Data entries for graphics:
····················

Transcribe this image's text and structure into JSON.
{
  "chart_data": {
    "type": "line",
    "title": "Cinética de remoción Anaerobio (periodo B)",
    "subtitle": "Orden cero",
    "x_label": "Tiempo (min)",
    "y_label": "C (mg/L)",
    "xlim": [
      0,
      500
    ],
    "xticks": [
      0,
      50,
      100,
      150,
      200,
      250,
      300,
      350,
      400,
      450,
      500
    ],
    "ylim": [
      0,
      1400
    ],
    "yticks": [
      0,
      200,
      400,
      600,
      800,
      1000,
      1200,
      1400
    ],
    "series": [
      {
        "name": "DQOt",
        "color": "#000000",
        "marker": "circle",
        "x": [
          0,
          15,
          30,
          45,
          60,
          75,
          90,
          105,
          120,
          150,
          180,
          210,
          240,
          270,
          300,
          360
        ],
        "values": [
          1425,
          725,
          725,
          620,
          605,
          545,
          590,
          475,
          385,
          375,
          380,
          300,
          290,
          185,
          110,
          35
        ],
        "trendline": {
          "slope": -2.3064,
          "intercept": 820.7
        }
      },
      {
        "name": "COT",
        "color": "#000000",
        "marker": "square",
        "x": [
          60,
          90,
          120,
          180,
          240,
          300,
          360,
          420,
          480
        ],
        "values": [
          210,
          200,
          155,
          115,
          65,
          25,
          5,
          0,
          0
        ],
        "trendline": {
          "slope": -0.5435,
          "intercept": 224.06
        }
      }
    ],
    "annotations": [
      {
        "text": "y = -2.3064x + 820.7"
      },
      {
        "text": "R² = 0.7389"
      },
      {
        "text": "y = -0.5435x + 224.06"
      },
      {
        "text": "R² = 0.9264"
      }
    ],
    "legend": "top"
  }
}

····················

EXERCISE DETAILS =>
Print the complete listing again, exactly as it stands.

RESULT OF THIS TASK =>
Transcribe this image's text and structure into JSON.
{
  "chart_data": {
    "type": "line",
    "title": "Cinética de remoción Anaerobio (periodo B)",
    "subtitle": "Orden cero",
    "x_label": "Tiempo (min)",
    "y_label": "C (mg/L)",
    "xlim": [
      0,
      500
    ],
    "xticks": [
      0,
      50,
      100,
      150,
      200,
      250,
      300,
      350,
      400,
      450,
      500
    ],
    "ylim": [
      0,
      1400
    ],
    "yticks": [
      0,
      200,
      400,
      600,
      800,
      1000,
      1200,
      1400
    ],
    "series": [
      {
        "name": "DQOt",
        "color": "#000000",
        "marker": "circle",
        "x": [
          0,
          15,
          30,
          45,
          60,
          75,
          90,
          105,
          120,
          150,
          180,
          210,
          240,
          270,
          300,
          360
        ],
        "values": [
          1425,
          725,
          725,
          620,
          605,
          545,
          590,
          475,
          385,
          375,
          380,
          300,
          290,
          185,
          110,
          35
        ],
        "trendline": {
          "slope": -2.3064,
          "intercept": 820.7
        }
      },
      {
        "name": "COT",
        "color": "#000000",
        "marker": "square",
        "x": [
          60,
          90,
          120,
          180,
          240,
          300,
          360,
          420,
          480
        ],
        "values": [
          210,
          200,
          155,
          115,
          65,
          25,
          5,
          0,
          0
        ],
        "trendline": {
          "slope": -0.5435,
          "intercept": 224.06
        }
      }
    ],
    "annotations": [
      {
        "text": "y = -2.3064x + 820.7"
      },
      {
        "text": "R² = 0.7389"
      },
      {
        "text": "y = -0.5435x + 224.06"
      },
      {
        "text": "R² = 0.9264"
      }
    ],
    "legend": "top"
  }
}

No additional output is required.